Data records
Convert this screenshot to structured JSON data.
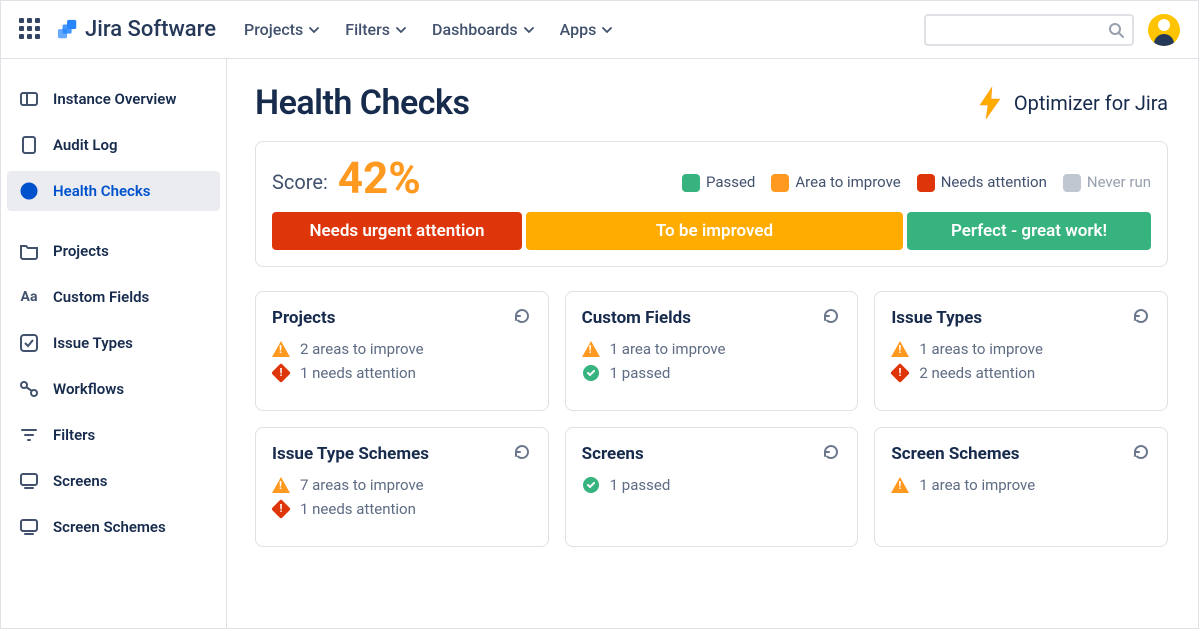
{
  "nav": {
    "brand": "Jira Software",
    "items": [
      "Projects",
      "Filters",
      "Dashboards",
      "Apps"
    ]
  },
  "sidebar": {
    "items": [
      {
        "label": "Instance Overview"
      },
      {
        "label": "Audit Log"
      },
      {
        "label": "Health Checks"
      },
      {
        "label": "Projects"
      },
      {
        "label": "Custom Fields"
      },
      {
        "label": "Issue Types"
      },
      {
        "label": "Workflows"
      },
      {
        "label": "Filters"
      },
      {
        "label": "Screens"
      },
      {
        "label": "Screen Schemes"
      }
    ]
  },
  "page": {
    "title": "Health Checks",
    "optimizer": "Optimizer for Jira"
  },
  "score": {
    "label": "Score:",
    "value": "42%",
    "legend": {
      "passed": "Passed",
      "improve": "Area to improve",
      "attention": "Needs attention",
      "never": "Never run"
    },
    "bars": {
      "red": "Needs urgent attention",
      "orange": "To be improved",
      "green": "Perfect - great work!"
    }
  },
  "cards": [
    {
      "title": "Projects",
      "improve": "2 areas to improve",
      "attention": "1 needs attention"
    },
    {
      "title": "Custom Fields",
      "improve": "1 area to improve",
      "passed": "1 passed"
    },
    {
      "title": "Issue Types",
      "improve": "1 areas to improve",
      "attention": "2 needs attention"
    },
    {
      "title": "Issue Type Schemes",
      "improve": "7 areas to improve",
      "attention": "1 needs attention"
    },
    {
      "title": "Screens",
      "passed": "1 passed"
    },
    {
      "title": "Screen Schemes",
      "improve": "1 area to improve"
    }
  ]
}
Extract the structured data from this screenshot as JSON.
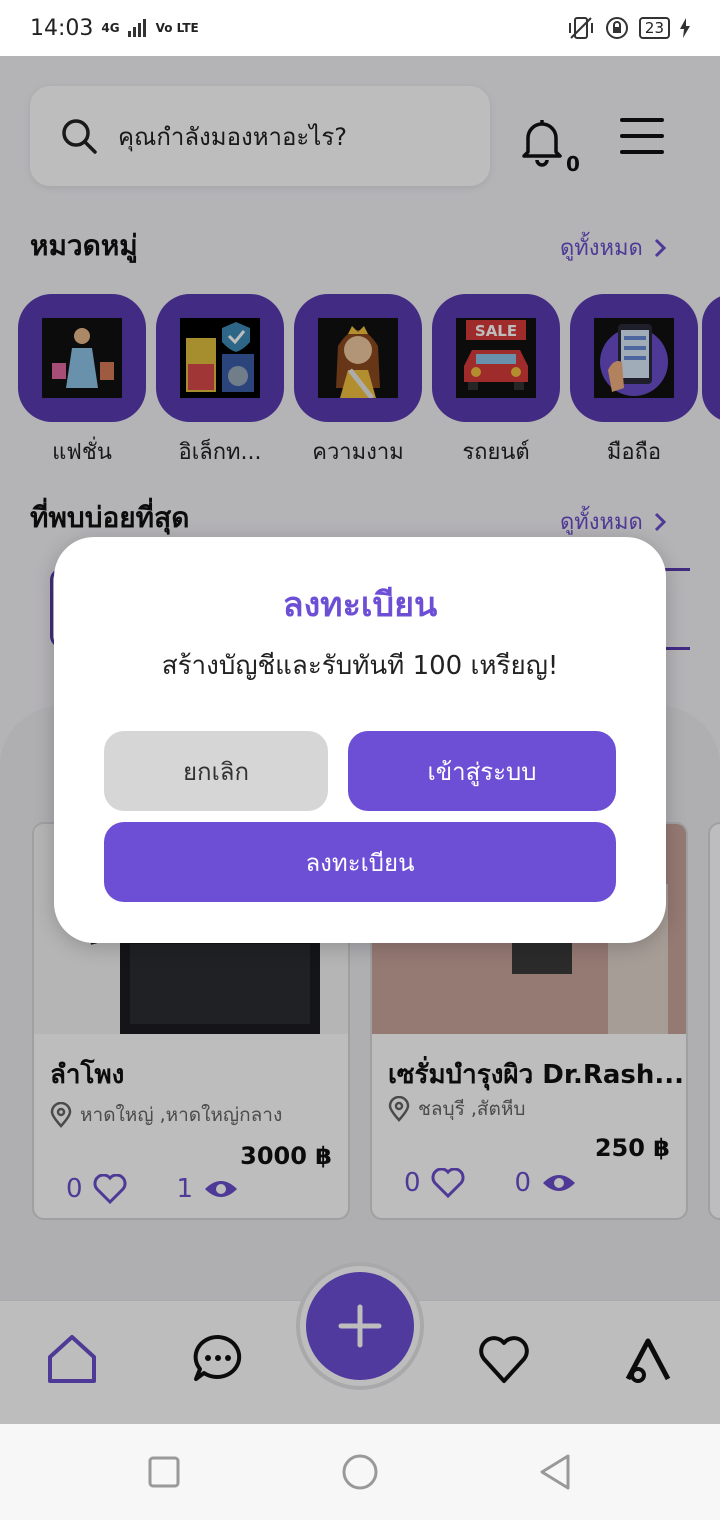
{
  "status": {
    "time": "14:03",
    "network": "4G",
    "volte": "Vo LTE",
    "battery": "23"
  },
  "search": {
    "placeholder": "คุณกำลังมองหาอะไร?"
  },
  "notifications": {
    "count": "0"
  },
  "categories": {
    "title": "หมวดหมู่",
    "see_all": "ดูทั้งหมด",
    "items": [
      {
        "label": "แฟชั่น"
      },
      {
        "label": "อิเล็กท..."
      },
      {
        "label": "ความงาม"
      },
      {
        "label": "รถยนต์"
      },
      {
        "label": "มือถือ"
      }
    ]
  },
  "frequent": {
    "title": "ที่พบบ่อยที่สุด",
    "see_all": "ดูทั้งหมด"
  },
  "products": [
    {
      "title": "ลำโพง",
      "location": "หาดใหญ่ ,หาดใหญ่กลาง",
      "price": "3000 ฿",
      "likes": "0",
      "views": "1"
    },
    {
      "title": "เซรั่มบำรุงผิว Dr.Rash...",
      "location": "ชลบุรี ,สัตหีบ",
      "price": "250 ฿",
      "likes": "0",
      "views": "0"
    }
  ],
  "dialog": {
    "title": "ลงทะเบียน",
    "message": "สร้างบัญชีและรับทันที 100 เหรียญ!",
    "cancel": "ยกเลิก",
    "login": "เข้าสู่ระบบ",
    "register": "ลงทะเบียน"
  },
  "colors": {
    "accent": "#6d4fd6",
    "category_bg": "#5a3ab0"
  }
}
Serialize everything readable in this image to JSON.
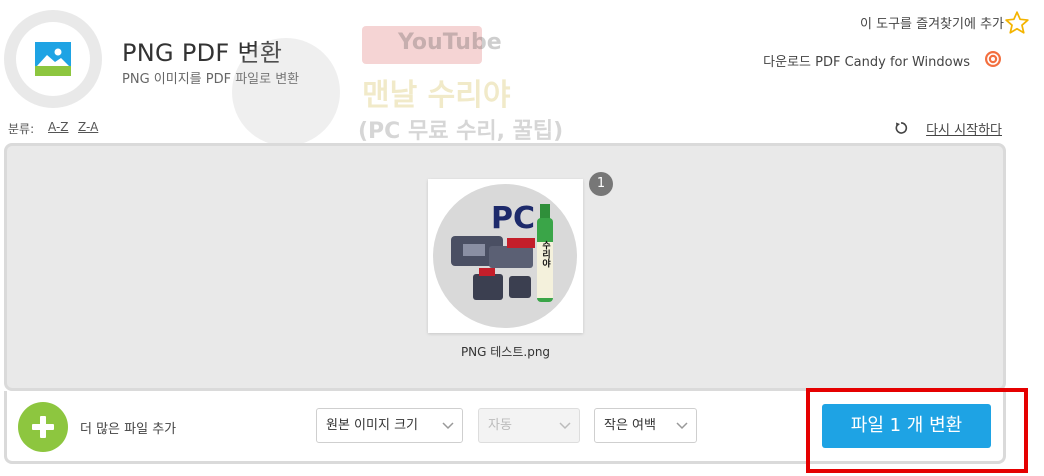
{
  "header": {
    "title": "PNG PDF 변환",
    "subtitle": "PNG 이미지를 PDF 파일로 변환",
    "app_icon": "image-icon"
  },
  "watermark": {
    "youtube_text": "YouTube",
    "line1": "맨날 수리야",
    "line2": "(PC 무료 수리, 꿀팁)"
  },
  "top_links": {
    "favorite_label": "이 도구를 즐겨찾기에 추가",
    "favorite_icon": "star-icon",
    "download_label": "다운로드 PDF Candy for Windows",
    "download_icon": "candy-icon"
  },
  "sort": {
    "label": "분류:",
    "az": "A-Z",
    "za": "Z-A"
  },
  "restart_label": "다시 시작하다",
  "files": [
    {
      "index": "1",
      "name": "PNG 테스트.png",
      "thumb_text": "PC",
      "bottle_text": "수리야"
    }
  ],
  "bottom": {
    "add_label": "더 많은 파일 추가",
    "image_size": "원본 이미지 크기",
    "orientation": "자동",
    "margin": "작은 여백",
    "convert_label": "파일 1 개 변환"
  },
  "colors": {
    "accent": "#1ea3e4",
    "add_button": "#8dc63f",
    "highlight": "#e50000",
    "panel_bg": "#e9e9e9"
  }
}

● **Stated goal**
Exactly the lines from the line with "Serialize everything readable" through the last line of the listing, both included, should be extracted, and the pictures left behind.

● **Final answer**
Serialize everything readable in this image to JSON.
{
  "header": {
    "title": "PNG PDF 변환",
    "subtitle": "PNG 이미지를 PDF 파일로 변환",
    "app_icon": "image-icon"
  },
  "watermark": {
    "youtube_text": "YouTube",
    "line1": "맨날 수리야",
    "line2": "(PC 무료 수리, 꿀팁)"
  },
  "top_links": {
    "favorite_label": "이 도구를 즐겨찾기에 추가",
    "favorite_icon": "star-icon",
    "download_label": "다운로드 PDF Candy for Windows",
    "download_icon": "candy-icon"
  },
  "sort": {
    "label": "분류:",
    "az": "A-Z",
    "za": "Z-A"
  },
  "restart_label": "다시 시작하다",
  "files": [
    {
      "index": "1",
      "name": "PNG 테스트.png",
      "thumb_text": "PC",
      "bottle_text": "수리야"
    }
  ],
  "bottom": {
    "add_label": "더 많은 파일 추가",
    "image_size": "원본 이미지 크기",
    "orientation": "자동",
    "margin": "작은 여백",
    "convert_label": "파일 1 개 변환"
  },
  "colors": {
    "accent": "#1ea3e4",
    "add_button": "#8dc63f",
    "highlight": "#e50000",
    "panel_bg": "#e9e9e9"
  }
}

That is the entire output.